*** Opening TEXT ***
The Galaxy Platform: Bioinformatics for the Masses


If there is one thing Bioinformatics scientists are good at, it’s tool development. Of particular note are the scientists of the Computers Science and Biostatistics persuasion. This would be a great thing, if it were not for the fact that we are notoriously militant about our work styles, tool design and language choice. On top of this, we have the issue of the already fragmented state of the language ecosystems, particularly the two most popular languages in Bioinformatics: Python and R.

The end result of all of this is we have an abundance of tools but not many consistent workflows where multiple tools work together without intermediate representations or gentle massaging of the data. This, then, makes it particularly difficult to generate a system where you have multiple tools installed, let alone multiple versions of tools, isolated from each other.

A Bioinformatics Solution for Non-Bioinformaticists

It is within this context that Galaxy was born. Galaxy is the brain-child of James Taylor, one of the early pioneers of Bioinformatics. He created Galaxy as a way to make Bioinformatics accessible to people who are not Bioinformaticists. The idea was to create a web-based platform where you could upload your data, run your analysis and download your results without having to worry about installing tools, dependencies, or even knowing how to use the command line. An additional advantage here, was the ability to record the exact tool and version used to generate the output, making the entire analysis virtually reproducible.

The Circle of Life

This brings us back to present day. Today, it has become increasingly important to keep track of the tools, versions, exact steps taken and the exact parameters set for each tool, to ensure that the result remains intelligible, interpretable, and most importantly reproducible. This has then attracted the attention of Bioinformaticists, like myself, who are in the business of building reproducible pipelines, and testing new tools as they come out.

The Galaxy Servers

Fortunately, there are four major public Galaxy servers that are available for use by the public. These are:

  1. Galaxy Main
  2. Galaxy Europe
  3. Galaxy Australia
  4. Galaxy France

These servers are free to use, and you can upload your data, run your analysis and download your results. The only caveat is that you have to be mindful of the data you upload, as these servers are shared by many people and you do not want to accidentally expose sensitive data to the public. Because of their public nature, these systems also impose certain restrictions on the amount of data that you can store. These values are pretty generous1, but if you are working with really large datasets, and doing it with some regularity, you might want to consider setting up your own Galaxy server. That’s, right, the entire Galaxy setup, the software and the infrastructure design is open source and available for you to use. You can find the source code for the Galaxy platform here and instructions to set it up here.

However, that, admittedly, is a niche use case. Maybe you are the National Institutes of Health or the European Bioinformatics Institute and you have a lot of data and a lot of users (and a lot of money). Or you are one of the few institutes that house local infrastructure capable of handling all this computation and data. For most of us, however, we only occasionally need to go above the limits given. For those cases, Galaxy people have been kind enough to provide us with a Google Form to request a temporary Quota Increase.

The Use Case

I am currently working in the Cognitive Disorders Research Lab at the University Of Toledo. As I pursue my PhD in Bioinformatics, I have found myself in the role of the lead maintainer of tools and tool lists, and the chief executor of What If? experiments. For most of our computational needs, we either rely on the Ohio Supercomputer Center’s clusters or custom solutions we build on Amazon Web Services. However, both of those platforms conform to rather rigid access policies, the latter ones both designed and enforced by us. This makes them a little less than ideal for ad-hoc, let’s throw everything at the wall and see what sticks sort of experiments.
*** Closing TEXT ***
▶ [WHAT THE TASK ASKS]:
Carry on the Galaxy platform blog post from its final sentence, keeping its first-person voice.
*** Opening RECORD SET ***
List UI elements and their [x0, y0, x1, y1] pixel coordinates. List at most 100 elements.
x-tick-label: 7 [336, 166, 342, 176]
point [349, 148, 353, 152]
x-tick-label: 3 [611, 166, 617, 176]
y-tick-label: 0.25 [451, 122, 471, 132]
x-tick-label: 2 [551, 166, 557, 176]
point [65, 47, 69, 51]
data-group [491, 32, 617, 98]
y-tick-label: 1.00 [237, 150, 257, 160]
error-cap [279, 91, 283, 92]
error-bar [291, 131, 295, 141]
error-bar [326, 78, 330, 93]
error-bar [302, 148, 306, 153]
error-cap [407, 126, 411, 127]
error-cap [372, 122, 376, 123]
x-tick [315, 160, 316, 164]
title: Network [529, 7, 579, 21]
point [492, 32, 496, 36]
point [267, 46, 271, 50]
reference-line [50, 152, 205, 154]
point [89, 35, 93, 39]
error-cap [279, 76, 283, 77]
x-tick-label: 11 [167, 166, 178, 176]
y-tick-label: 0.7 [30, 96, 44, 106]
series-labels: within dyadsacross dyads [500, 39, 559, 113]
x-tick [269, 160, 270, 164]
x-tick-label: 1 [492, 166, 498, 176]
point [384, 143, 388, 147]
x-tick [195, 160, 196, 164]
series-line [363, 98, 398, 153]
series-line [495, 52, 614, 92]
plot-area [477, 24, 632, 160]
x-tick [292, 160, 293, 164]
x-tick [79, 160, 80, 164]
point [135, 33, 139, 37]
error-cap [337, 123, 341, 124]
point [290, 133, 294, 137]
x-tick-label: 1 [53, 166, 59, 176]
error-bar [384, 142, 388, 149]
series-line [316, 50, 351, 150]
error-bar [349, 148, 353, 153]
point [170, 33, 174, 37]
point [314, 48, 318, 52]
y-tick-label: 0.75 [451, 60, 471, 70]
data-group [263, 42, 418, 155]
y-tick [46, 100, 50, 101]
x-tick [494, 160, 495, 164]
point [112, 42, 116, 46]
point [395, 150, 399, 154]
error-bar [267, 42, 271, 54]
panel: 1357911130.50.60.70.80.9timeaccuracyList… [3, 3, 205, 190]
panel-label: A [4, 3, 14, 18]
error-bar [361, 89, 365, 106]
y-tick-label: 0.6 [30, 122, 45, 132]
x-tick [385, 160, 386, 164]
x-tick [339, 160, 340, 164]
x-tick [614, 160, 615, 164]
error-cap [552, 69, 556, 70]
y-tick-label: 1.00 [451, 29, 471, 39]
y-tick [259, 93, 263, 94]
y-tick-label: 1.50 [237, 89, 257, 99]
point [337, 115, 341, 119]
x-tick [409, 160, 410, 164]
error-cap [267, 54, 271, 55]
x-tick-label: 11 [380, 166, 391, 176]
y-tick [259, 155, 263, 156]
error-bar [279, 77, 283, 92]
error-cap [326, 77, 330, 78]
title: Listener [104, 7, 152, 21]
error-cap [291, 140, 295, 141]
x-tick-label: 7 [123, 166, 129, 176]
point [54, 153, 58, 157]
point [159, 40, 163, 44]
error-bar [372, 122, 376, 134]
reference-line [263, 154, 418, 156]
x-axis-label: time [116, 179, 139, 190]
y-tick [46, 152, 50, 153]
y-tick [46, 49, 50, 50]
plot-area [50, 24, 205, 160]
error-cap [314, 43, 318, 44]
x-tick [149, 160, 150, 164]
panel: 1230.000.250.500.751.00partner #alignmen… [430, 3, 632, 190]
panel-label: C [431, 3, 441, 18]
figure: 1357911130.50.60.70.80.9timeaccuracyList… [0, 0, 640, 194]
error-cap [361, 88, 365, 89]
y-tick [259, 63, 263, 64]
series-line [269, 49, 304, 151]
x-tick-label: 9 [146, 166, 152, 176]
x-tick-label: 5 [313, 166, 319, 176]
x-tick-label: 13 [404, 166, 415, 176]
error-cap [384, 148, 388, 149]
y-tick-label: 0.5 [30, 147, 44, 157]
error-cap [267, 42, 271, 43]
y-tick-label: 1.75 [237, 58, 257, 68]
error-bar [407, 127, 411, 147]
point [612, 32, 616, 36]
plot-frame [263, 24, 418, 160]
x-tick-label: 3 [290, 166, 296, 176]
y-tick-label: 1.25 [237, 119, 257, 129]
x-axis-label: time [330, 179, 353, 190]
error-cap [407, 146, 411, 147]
*** Closing RECORD SET ***
▶ [RESULT]:
Recently, an individual reached out to us, with their whole genome sequencing data, asking us if we could identify mutations in their genome that may have predisposed them to their particular illness. They had their genome sequenced and found that they carried a particular mutation from a commercial entity and wanted to double check. Since the original analysis was done in the Dark Ages2, I decided that we should use newer tools, and the latest (and my favorite3) human genome assembly - CHM13. Given that the most powerful machine I own is a laptop, that I travel with constantly, I could not run the analysis on my machine. So, I turned to Galaxy.

The first pass at the analysis took a little over 36 hours, before I realized that I had set some parameters wrong. This, then, gave me the idea of running the analysis with some slightly varying parameters and a couple different variant discovery tools. This led to me quickly running into the storage limit.

Following this, I freaked out a little. Then I did what any Bioinformaticists worth their salt would do: Googled it! This led to the discovery of the aforementioned Google Form. I filled it out, and within 24 hours, I had my storage limit increased to 500GB. For a month! This was more than enough for me to finish my analysis, and I was able to download the results and share them with the individual.


Galaxy is a great platform for people who are not Bioinformaticists, but need to do some Bioinformatics. It is also a great platform for Bioinformaticists who need to do some Bioinformatics analyses, but don’t have the resources to do it on their own machines. The public servers are great for most use cases, but if you need more resources, you can always request a temporary increase in your storage limit.

So long, and thanks for all the fish.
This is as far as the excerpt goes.